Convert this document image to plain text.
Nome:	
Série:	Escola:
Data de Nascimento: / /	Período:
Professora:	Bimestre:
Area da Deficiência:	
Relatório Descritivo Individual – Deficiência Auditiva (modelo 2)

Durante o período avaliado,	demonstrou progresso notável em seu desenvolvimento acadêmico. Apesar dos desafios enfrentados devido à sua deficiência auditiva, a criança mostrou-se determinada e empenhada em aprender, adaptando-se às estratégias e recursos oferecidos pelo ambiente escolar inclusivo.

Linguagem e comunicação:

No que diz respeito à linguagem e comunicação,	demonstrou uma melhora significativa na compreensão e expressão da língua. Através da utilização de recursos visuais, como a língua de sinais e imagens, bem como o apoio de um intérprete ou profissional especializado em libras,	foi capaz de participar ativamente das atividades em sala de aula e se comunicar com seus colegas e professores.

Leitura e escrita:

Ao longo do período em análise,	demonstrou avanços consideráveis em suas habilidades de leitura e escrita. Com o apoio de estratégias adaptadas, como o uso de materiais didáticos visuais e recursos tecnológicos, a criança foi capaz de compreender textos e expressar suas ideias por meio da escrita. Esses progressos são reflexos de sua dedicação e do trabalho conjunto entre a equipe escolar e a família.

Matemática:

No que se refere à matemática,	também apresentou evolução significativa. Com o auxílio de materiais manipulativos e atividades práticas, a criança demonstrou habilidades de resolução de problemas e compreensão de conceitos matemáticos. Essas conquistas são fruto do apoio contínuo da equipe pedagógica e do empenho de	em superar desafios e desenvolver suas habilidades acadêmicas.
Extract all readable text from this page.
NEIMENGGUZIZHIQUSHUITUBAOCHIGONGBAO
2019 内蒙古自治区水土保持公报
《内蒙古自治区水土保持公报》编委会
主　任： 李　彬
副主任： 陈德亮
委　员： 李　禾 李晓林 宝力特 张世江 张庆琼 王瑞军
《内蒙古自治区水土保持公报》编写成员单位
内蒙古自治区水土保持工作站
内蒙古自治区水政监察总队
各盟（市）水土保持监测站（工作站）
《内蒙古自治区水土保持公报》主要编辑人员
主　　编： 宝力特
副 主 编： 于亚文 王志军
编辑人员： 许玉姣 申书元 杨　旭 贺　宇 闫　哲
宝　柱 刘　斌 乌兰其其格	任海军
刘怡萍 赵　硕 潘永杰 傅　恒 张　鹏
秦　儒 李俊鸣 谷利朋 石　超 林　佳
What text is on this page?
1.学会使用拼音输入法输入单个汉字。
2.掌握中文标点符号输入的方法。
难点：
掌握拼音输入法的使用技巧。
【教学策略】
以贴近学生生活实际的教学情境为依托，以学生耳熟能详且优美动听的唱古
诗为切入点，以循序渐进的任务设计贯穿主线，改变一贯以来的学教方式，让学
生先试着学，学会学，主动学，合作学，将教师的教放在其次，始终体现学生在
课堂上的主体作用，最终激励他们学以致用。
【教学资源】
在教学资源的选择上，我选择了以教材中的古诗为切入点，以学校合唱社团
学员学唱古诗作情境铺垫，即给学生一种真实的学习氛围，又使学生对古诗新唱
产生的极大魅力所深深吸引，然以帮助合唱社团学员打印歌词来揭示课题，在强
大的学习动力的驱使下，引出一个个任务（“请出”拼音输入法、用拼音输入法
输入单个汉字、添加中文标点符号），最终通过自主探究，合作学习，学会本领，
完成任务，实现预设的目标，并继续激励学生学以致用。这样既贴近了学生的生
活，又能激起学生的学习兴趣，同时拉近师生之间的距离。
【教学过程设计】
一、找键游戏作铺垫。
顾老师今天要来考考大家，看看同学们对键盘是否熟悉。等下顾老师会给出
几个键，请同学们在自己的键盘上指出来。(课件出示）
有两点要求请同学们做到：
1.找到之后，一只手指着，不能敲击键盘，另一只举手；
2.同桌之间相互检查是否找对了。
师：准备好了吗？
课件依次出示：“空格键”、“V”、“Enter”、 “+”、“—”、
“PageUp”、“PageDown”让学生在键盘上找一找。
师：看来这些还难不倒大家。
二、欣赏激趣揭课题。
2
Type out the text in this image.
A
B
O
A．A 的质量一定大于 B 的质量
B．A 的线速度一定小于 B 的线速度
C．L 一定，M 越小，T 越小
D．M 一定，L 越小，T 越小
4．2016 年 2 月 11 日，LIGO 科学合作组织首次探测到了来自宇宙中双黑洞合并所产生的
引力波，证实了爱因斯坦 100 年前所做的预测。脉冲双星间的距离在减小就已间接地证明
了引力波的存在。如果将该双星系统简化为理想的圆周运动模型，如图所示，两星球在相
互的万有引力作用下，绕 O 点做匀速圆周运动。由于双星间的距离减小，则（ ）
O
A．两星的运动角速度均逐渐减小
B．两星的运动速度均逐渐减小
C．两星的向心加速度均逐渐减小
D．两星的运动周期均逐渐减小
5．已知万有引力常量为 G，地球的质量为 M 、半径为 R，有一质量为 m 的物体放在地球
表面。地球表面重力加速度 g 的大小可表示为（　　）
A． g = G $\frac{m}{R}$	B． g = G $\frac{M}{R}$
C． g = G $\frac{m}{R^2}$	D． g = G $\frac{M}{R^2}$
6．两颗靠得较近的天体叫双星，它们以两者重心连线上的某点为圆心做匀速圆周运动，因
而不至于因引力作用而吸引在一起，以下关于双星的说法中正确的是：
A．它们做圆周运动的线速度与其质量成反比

» **DIRECTIONS FOR THIS TASK**
Pull every line containing "compreensão" from the data.

» **FINAL RESULT**
No que diz respeito à linguagem e comunicação,	demonstrou uma melhora significativa na compreensão e expressão da língua. Através da utilização de recursos visuais, como a língua de sinais e imagens, bem como o apoio de um intérprete ou profissional especializado em libras,	foi capaz de participar ativamente das atividades em sala de aula e se comunicar com seus colegas e professores.
No que se refere à matemática,	também apresentou evolução significativa. Com o auxílio de materiais manipulativos e atividades práticas, a criança demonstrou habilidades de resolução de problemas e compreensão de conceitos matemáticos. Essas conquistas são fruto do apoio contínuo da equipe pedagógica e do empenho de	em superar desafios e desenvolver suas habilidades acadêmicas.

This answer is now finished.